Find every line in the records below that holds the word "Company", and copy each one.

▶ SUPPLIED RECORDS:
'''

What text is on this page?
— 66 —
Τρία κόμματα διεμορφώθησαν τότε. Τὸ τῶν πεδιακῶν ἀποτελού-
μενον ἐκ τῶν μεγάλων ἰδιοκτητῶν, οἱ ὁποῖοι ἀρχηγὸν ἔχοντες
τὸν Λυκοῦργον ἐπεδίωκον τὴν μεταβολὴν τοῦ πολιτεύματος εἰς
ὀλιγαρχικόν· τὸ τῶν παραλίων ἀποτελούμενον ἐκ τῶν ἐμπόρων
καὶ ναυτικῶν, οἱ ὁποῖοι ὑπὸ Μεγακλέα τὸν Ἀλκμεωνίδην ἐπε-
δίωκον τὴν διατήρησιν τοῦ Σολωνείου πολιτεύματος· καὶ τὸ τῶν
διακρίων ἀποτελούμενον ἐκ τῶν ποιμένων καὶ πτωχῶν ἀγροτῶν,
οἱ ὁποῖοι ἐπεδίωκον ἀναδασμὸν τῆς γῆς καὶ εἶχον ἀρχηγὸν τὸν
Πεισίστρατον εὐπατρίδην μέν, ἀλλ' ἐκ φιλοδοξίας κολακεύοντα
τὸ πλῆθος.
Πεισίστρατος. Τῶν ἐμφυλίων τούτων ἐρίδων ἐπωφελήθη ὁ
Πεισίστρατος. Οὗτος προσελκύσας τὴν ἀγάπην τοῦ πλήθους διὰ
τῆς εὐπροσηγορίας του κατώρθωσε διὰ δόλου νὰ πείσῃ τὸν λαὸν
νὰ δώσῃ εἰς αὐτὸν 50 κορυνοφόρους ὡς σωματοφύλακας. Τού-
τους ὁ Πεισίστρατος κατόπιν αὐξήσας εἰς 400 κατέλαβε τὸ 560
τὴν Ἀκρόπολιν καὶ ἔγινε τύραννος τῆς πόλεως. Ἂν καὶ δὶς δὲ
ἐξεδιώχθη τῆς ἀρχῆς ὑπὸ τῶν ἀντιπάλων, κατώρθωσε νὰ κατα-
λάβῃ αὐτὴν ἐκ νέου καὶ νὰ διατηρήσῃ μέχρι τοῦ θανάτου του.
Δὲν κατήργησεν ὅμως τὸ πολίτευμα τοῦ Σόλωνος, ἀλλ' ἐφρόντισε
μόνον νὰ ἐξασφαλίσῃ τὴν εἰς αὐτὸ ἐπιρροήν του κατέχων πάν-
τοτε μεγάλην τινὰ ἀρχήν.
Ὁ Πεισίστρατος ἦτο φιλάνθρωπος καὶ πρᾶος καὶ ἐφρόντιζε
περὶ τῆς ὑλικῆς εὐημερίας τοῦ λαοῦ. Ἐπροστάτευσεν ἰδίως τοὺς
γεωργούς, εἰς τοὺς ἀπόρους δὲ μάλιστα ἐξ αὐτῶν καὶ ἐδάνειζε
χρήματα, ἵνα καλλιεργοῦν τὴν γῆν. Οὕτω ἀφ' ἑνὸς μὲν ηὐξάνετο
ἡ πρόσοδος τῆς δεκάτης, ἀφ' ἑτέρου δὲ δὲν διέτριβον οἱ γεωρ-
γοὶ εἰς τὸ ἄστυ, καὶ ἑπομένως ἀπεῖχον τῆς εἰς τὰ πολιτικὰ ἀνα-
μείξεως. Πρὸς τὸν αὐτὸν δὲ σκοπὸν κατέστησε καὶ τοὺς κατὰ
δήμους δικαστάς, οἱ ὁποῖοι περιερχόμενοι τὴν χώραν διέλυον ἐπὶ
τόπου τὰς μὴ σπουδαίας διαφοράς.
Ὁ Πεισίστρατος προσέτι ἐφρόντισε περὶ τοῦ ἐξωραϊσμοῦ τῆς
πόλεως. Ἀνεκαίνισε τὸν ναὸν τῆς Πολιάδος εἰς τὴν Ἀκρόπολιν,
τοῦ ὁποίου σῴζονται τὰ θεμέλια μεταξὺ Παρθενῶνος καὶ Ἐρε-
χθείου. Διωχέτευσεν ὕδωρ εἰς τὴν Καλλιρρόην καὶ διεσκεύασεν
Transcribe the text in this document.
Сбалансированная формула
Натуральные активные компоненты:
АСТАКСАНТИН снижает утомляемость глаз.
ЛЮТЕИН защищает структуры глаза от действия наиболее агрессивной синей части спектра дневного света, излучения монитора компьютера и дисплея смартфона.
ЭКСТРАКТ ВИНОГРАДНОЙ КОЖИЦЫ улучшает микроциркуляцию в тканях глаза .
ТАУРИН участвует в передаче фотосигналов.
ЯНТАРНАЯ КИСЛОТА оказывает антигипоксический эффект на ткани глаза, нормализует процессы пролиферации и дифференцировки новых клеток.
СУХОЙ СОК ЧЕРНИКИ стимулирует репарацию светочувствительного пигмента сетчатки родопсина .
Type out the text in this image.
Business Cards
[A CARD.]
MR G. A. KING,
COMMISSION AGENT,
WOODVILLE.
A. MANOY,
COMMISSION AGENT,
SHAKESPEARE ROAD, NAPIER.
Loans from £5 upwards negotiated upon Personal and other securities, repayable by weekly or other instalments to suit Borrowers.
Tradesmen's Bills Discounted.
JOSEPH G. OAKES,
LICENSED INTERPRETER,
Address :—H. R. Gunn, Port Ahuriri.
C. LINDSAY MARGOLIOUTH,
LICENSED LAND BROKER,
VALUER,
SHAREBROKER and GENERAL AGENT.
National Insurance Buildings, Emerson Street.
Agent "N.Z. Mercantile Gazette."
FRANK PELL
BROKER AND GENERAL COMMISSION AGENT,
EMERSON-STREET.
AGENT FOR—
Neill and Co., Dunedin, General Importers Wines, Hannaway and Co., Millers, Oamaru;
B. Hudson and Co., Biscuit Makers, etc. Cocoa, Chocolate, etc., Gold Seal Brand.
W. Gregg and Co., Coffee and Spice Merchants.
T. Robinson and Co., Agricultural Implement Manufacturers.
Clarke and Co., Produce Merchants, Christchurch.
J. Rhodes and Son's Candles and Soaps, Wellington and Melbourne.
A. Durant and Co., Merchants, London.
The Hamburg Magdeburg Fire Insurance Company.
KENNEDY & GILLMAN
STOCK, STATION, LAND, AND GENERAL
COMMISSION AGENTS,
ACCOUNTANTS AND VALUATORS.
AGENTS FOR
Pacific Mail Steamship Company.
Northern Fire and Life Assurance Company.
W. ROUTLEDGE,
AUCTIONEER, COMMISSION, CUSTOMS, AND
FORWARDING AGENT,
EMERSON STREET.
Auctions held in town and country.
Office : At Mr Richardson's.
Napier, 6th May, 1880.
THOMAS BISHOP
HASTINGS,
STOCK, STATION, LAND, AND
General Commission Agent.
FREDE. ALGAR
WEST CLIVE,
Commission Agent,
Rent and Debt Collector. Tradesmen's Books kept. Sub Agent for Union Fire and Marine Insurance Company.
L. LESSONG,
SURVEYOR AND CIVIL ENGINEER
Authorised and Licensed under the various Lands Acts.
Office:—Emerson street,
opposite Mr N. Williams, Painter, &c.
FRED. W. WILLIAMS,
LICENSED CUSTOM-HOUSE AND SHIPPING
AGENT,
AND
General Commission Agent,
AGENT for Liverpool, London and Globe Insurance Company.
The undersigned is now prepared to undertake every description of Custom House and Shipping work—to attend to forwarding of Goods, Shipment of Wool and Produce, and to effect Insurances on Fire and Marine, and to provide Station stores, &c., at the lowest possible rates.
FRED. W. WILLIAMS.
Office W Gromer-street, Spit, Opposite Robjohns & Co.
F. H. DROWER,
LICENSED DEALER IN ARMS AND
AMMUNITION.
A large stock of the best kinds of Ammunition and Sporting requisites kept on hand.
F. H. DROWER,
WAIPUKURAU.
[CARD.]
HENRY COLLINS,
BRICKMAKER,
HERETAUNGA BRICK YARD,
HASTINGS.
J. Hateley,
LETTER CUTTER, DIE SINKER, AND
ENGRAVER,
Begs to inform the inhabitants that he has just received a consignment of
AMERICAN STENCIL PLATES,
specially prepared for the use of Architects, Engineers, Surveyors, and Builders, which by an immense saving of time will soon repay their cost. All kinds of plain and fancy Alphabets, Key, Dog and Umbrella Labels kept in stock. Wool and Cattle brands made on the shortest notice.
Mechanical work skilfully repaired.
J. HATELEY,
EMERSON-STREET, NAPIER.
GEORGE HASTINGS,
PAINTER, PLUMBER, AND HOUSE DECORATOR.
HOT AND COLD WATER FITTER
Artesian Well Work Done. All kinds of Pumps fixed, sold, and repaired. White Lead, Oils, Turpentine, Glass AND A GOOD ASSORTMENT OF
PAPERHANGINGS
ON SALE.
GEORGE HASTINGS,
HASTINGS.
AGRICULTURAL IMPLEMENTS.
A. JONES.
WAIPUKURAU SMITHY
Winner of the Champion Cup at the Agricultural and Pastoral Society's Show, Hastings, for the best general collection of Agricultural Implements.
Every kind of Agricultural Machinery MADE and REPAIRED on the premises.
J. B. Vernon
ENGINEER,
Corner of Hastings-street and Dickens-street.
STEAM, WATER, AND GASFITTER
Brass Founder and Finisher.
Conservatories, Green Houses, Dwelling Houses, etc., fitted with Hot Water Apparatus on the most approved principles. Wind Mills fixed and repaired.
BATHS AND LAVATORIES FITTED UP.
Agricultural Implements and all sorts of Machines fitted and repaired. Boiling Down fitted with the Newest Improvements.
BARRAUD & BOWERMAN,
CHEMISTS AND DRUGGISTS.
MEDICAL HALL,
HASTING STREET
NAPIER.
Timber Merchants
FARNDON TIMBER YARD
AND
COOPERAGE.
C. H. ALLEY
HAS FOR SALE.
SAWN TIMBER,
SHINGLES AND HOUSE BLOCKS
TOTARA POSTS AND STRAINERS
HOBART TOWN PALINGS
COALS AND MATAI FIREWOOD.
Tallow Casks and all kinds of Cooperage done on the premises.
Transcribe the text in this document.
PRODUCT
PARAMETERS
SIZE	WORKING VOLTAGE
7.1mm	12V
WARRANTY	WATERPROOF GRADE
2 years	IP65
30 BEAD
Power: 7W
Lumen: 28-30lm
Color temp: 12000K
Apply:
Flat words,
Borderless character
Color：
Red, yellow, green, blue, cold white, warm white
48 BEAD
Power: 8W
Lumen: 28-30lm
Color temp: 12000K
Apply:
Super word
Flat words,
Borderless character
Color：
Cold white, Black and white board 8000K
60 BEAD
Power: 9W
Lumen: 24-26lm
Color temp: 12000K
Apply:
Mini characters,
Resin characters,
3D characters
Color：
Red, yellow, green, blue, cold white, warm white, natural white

'''

▶ SOLVED EXERCISE:
The Hamburg Magdeburg Fire Insurance Company.
Pacific Mail Steamship Company.
Northern Fire and Life Assurance Company.
Rent and Debt Collector. Tradesmen's Books kept. Sub Agent for Union Fire and Marine Insurance Company.
AGENT for Liverpool, London and Globe Insurance Company.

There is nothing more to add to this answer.